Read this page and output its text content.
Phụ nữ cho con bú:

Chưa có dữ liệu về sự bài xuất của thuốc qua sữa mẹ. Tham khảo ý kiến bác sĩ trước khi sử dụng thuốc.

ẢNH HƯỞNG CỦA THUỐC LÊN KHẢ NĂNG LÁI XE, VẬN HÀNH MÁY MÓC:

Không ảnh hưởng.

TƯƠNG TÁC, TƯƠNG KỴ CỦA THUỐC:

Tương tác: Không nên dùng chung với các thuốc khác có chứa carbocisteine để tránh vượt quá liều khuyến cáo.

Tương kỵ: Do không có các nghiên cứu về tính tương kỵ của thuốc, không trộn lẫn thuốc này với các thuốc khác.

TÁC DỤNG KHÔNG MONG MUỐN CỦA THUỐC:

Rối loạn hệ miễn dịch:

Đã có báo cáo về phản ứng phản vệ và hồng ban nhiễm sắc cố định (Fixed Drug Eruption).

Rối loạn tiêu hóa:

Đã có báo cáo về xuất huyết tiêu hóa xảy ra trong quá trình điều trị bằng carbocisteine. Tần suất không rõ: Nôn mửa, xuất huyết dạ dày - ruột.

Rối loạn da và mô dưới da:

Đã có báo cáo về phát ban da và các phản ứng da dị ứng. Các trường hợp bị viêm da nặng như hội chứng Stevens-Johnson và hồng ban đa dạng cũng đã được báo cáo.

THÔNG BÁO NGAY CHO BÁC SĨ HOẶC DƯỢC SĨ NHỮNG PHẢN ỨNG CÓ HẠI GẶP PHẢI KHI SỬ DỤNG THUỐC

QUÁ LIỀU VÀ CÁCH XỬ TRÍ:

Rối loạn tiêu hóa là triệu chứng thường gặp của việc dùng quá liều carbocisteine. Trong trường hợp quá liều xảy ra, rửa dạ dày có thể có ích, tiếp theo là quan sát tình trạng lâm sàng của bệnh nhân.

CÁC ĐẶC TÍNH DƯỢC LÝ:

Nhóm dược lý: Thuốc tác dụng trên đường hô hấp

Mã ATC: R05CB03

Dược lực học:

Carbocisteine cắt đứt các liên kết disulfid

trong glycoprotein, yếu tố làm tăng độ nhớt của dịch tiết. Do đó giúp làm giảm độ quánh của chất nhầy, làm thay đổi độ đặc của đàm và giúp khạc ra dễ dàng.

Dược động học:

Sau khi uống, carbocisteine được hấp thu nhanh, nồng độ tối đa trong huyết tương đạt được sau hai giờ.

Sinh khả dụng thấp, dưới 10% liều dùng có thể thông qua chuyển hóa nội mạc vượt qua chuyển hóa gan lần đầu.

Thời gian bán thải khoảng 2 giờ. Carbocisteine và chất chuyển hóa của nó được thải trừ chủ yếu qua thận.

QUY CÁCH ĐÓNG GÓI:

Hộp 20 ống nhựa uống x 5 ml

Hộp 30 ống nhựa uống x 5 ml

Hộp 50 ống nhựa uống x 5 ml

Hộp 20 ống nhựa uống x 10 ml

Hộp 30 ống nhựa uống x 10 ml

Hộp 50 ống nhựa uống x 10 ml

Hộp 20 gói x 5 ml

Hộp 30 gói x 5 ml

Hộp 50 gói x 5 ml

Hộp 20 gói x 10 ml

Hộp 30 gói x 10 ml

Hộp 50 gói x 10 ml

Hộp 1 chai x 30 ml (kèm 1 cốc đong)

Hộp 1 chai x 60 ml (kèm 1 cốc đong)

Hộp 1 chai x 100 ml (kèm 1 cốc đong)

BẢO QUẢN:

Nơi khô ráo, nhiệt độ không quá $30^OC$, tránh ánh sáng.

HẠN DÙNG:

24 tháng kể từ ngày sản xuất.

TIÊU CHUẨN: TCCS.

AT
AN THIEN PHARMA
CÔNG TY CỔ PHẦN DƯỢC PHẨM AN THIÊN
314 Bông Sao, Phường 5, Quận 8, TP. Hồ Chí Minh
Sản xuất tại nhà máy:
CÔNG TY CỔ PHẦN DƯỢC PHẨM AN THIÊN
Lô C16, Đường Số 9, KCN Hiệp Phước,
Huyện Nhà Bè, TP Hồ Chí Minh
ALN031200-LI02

********

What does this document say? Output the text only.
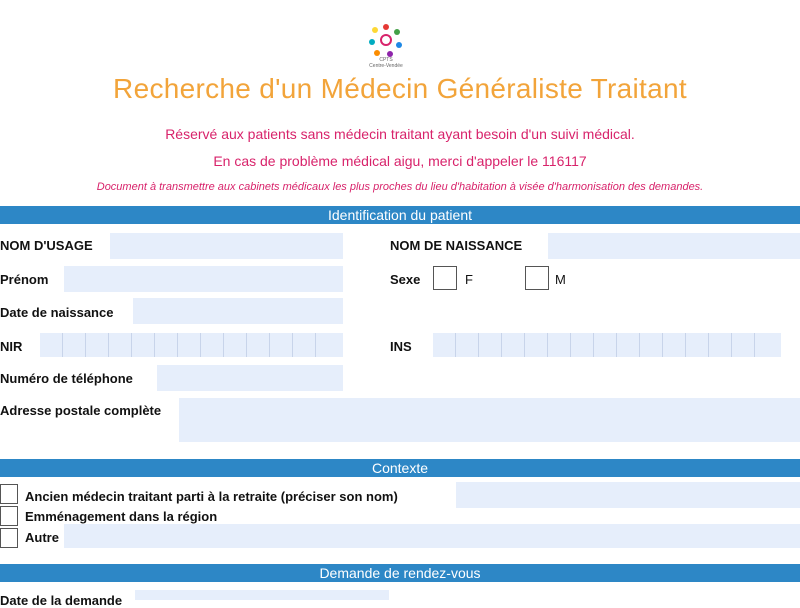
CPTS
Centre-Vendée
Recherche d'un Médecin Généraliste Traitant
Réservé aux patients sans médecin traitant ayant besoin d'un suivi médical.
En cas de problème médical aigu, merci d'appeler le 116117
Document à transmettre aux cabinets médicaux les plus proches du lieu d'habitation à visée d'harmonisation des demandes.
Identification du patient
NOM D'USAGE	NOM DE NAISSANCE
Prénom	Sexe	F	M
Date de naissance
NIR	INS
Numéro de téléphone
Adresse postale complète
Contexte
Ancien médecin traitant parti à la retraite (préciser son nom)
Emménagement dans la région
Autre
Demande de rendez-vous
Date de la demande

********

_Your objective_.
Look through the data above and return each line where the string "Date" occurs.

_Solution to this problem_.
Date de naissance
Date de la demande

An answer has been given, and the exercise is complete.